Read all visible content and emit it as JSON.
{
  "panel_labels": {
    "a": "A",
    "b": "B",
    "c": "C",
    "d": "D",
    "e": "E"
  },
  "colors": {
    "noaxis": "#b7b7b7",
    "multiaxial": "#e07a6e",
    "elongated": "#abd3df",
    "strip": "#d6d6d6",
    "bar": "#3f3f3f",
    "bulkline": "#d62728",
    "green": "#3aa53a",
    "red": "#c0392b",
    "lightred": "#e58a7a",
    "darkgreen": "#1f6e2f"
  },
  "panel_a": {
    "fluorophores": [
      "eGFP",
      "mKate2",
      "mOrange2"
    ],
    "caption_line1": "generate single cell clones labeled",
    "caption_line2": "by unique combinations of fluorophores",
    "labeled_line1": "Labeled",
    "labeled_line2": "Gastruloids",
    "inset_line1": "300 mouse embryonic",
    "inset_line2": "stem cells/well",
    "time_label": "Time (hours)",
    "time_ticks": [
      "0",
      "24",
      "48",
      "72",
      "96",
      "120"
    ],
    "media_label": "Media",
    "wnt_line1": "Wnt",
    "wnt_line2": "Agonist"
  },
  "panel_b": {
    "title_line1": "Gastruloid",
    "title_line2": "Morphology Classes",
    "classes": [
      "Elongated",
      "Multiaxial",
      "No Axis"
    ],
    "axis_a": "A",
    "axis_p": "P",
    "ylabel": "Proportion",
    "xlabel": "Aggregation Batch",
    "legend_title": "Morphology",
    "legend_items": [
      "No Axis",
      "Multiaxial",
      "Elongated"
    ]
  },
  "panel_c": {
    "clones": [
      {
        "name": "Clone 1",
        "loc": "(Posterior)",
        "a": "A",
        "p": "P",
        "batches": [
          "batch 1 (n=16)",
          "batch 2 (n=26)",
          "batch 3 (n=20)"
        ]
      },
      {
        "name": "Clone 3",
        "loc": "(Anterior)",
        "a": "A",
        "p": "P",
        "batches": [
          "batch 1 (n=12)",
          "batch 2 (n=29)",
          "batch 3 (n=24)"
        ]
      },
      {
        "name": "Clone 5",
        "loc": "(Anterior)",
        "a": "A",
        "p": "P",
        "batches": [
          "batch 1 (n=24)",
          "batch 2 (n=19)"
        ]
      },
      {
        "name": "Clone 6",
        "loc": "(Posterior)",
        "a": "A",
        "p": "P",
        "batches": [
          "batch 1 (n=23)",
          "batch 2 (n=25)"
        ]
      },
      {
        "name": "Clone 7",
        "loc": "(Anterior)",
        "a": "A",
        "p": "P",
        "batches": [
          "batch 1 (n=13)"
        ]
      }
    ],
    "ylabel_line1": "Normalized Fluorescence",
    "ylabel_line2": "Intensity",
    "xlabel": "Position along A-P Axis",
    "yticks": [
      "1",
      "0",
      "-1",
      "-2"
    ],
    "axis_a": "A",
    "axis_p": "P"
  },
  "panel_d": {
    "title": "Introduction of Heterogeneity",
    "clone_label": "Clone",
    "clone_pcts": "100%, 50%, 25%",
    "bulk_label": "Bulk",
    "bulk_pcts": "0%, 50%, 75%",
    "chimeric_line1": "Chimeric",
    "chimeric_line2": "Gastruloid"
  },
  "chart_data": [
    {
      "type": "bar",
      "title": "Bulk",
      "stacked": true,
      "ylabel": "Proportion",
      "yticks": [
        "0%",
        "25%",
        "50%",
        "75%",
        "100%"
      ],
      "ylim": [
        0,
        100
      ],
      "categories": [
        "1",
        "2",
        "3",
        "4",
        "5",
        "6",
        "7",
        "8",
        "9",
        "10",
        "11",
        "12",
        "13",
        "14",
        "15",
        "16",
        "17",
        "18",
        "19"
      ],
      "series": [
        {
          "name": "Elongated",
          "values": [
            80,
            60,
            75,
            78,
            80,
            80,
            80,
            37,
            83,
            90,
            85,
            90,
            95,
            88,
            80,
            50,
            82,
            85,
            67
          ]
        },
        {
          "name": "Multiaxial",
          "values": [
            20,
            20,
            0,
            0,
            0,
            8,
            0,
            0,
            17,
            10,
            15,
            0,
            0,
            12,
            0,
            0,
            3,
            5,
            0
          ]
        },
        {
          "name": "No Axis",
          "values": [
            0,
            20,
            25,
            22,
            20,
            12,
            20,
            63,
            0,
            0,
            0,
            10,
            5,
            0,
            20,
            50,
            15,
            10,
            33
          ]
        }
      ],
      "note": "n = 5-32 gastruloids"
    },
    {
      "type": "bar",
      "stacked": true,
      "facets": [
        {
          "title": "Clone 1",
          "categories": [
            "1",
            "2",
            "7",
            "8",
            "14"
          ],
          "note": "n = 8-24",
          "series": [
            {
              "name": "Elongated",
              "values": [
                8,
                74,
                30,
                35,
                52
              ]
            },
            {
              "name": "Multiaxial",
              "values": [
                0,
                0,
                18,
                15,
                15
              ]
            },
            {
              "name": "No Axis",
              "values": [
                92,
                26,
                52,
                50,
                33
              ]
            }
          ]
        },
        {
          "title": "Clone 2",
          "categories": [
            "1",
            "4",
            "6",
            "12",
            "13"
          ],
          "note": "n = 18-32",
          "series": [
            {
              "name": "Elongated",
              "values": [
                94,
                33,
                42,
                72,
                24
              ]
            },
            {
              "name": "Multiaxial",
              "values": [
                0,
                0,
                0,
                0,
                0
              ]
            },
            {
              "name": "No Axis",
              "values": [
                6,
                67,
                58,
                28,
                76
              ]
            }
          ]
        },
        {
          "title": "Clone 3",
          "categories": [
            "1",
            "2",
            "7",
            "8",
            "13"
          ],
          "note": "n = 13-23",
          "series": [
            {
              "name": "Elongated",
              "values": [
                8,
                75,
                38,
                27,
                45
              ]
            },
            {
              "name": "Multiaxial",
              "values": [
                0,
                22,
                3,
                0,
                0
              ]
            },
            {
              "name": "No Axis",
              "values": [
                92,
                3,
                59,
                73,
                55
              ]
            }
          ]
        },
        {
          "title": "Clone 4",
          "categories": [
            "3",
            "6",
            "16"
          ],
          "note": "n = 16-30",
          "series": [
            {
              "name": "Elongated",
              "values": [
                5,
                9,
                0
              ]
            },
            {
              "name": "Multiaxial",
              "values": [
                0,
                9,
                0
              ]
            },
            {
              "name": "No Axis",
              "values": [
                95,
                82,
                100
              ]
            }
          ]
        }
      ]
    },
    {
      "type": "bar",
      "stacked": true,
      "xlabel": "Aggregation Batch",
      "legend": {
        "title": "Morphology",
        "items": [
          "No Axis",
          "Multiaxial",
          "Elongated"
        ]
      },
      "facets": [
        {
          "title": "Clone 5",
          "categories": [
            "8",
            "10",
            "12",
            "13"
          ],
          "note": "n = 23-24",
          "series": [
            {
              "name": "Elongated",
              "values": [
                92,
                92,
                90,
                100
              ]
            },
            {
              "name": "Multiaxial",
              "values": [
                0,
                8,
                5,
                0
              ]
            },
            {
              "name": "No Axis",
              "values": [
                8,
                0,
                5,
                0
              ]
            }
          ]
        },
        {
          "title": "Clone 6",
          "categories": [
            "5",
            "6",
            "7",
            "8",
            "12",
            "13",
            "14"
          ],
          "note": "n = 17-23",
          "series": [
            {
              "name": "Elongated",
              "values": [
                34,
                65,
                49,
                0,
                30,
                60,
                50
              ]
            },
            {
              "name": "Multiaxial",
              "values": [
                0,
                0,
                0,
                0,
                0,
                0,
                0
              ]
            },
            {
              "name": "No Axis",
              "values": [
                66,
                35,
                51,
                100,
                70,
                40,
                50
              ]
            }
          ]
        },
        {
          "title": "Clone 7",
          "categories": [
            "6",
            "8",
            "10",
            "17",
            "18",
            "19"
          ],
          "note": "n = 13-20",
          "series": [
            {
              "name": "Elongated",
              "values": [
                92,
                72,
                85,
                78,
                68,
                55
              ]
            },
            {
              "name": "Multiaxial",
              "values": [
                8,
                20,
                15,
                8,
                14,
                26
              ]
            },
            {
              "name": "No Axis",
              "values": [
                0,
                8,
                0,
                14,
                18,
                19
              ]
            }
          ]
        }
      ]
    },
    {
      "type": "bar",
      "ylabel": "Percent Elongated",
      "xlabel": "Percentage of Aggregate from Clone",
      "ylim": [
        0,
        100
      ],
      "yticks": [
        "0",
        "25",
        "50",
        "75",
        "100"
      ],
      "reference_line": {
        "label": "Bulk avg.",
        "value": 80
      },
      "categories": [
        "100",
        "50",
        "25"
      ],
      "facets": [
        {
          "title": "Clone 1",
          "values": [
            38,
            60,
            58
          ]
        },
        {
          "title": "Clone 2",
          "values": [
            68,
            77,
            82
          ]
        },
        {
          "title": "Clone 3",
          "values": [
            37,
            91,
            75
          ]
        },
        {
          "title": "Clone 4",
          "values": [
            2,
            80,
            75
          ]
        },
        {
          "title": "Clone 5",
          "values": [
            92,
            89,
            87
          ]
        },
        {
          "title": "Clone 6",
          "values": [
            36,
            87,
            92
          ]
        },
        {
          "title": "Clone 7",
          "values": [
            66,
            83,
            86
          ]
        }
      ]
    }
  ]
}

Exercise directions:
For the word "Morphology", count the lines of the data that contain it and report only the total.

Task output:
3